Show all lines of the listing that hold the word "Temperature".

>> BEGIN

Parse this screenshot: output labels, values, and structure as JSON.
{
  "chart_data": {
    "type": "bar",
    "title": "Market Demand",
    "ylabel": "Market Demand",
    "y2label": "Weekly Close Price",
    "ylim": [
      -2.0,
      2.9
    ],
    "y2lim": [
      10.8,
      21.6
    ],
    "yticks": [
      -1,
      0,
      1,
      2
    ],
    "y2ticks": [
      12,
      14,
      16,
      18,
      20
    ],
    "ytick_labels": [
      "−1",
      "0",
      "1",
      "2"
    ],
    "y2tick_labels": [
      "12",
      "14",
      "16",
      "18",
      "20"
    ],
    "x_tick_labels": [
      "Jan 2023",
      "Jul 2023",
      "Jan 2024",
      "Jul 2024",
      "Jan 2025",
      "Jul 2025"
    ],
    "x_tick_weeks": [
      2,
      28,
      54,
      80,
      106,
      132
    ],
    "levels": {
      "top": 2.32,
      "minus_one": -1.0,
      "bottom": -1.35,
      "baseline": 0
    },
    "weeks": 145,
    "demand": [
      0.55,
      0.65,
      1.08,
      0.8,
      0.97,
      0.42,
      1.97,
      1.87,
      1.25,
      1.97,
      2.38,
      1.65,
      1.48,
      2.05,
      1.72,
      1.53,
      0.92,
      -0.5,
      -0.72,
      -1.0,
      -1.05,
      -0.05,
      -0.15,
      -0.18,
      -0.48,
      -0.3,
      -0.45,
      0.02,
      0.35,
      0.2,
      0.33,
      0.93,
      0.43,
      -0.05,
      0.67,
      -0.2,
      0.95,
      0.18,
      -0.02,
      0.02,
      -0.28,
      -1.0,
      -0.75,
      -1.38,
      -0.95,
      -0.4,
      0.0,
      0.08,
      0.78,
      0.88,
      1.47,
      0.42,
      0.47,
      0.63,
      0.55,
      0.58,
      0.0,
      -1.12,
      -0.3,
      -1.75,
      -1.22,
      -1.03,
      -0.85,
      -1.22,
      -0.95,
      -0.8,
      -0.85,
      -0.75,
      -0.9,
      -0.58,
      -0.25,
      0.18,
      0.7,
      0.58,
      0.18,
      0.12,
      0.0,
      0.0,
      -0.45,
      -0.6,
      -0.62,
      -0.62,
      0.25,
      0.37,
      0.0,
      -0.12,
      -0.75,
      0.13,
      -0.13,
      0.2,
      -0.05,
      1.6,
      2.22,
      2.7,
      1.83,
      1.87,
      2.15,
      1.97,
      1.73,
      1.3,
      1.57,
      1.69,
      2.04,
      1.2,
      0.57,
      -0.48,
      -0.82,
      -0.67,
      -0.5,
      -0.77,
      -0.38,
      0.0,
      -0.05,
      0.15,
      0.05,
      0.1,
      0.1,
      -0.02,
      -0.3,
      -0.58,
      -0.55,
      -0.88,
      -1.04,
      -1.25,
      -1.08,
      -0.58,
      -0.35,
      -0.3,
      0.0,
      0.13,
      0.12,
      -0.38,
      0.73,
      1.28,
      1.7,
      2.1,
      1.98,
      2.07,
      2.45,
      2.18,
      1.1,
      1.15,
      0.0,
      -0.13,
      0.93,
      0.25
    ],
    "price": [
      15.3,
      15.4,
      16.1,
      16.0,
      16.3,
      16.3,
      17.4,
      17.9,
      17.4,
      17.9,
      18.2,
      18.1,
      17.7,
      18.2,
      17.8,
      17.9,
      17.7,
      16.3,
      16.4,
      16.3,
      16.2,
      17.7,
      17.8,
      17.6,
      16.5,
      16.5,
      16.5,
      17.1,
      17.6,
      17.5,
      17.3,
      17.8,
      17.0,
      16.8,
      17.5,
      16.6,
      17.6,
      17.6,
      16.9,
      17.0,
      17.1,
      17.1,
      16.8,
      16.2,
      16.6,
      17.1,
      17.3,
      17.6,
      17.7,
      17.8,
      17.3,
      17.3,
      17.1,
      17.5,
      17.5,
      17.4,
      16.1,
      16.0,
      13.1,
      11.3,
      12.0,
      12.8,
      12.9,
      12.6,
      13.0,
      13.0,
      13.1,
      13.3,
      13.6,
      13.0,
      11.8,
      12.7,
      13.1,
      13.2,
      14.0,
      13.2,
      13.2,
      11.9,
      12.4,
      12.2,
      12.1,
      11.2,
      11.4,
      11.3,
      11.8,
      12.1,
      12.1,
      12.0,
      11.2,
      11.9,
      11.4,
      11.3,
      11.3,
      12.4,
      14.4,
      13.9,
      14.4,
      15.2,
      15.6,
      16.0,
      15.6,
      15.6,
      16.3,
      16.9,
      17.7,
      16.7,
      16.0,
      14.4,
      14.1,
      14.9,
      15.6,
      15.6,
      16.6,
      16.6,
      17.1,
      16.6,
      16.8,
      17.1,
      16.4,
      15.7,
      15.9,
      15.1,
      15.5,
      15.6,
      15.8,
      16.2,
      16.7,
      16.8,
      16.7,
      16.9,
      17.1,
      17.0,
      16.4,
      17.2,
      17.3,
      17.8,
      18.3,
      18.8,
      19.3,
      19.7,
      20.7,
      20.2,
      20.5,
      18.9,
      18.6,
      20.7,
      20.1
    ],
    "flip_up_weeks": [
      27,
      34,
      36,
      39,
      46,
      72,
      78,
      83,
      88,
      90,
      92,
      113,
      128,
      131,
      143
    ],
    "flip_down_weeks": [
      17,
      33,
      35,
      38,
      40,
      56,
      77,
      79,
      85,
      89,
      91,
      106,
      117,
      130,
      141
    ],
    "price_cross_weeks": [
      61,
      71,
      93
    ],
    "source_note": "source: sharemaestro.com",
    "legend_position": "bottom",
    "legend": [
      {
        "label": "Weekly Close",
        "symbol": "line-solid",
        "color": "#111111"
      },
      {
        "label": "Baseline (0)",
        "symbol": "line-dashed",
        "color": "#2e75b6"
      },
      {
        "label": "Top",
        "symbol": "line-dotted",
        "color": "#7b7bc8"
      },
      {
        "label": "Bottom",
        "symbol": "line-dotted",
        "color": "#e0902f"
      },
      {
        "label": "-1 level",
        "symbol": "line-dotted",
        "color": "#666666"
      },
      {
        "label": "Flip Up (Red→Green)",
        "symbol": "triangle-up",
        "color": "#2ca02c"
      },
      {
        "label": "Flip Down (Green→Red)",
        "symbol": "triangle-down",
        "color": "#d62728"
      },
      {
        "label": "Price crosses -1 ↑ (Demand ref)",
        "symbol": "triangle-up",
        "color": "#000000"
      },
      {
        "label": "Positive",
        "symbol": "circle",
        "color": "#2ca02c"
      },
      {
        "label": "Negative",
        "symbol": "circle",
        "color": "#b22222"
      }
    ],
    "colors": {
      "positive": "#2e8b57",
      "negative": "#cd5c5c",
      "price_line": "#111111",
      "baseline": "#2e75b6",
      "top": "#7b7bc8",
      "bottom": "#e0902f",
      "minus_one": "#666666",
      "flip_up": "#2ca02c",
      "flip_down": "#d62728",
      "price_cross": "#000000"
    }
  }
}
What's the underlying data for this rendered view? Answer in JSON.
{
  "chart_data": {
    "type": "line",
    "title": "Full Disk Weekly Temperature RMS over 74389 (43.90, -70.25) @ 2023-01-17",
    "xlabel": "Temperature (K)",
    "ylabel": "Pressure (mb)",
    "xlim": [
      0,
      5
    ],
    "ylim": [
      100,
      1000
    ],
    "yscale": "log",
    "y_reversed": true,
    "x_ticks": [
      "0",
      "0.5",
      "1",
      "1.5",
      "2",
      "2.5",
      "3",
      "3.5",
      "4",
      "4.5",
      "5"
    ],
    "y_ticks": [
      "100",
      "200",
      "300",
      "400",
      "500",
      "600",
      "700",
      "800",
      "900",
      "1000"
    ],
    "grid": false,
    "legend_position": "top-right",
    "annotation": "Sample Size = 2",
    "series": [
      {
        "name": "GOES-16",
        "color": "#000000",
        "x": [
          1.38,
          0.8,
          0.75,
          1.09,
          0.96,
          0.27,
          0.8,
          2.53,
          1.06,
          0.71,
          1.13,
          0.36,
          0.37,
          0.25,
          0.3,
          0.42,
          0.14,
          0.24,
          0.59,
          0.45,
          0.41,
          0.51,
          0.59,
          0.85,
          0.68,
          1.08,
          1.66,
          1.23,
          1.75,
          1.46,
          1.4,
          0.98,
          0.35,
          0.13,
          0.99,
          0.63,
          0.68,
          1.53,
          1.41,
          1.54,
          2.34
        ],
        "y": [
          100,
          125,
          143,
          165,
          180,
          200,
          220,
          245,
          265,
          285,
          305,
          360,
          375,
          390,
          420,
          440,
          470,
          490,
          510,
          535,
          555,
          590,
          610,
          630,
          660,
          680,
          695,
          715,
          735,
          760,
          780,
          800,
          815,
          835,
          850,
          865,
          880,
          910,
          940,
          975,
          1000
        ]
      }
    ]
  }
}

>> END

§ THE COMPLETED TASK:
    "title": "Full Disk Weekly Temperature RMS over 74389 (43.90, -70.25) @ 2023-01-17",
    "xlabel": "Temperature (K)",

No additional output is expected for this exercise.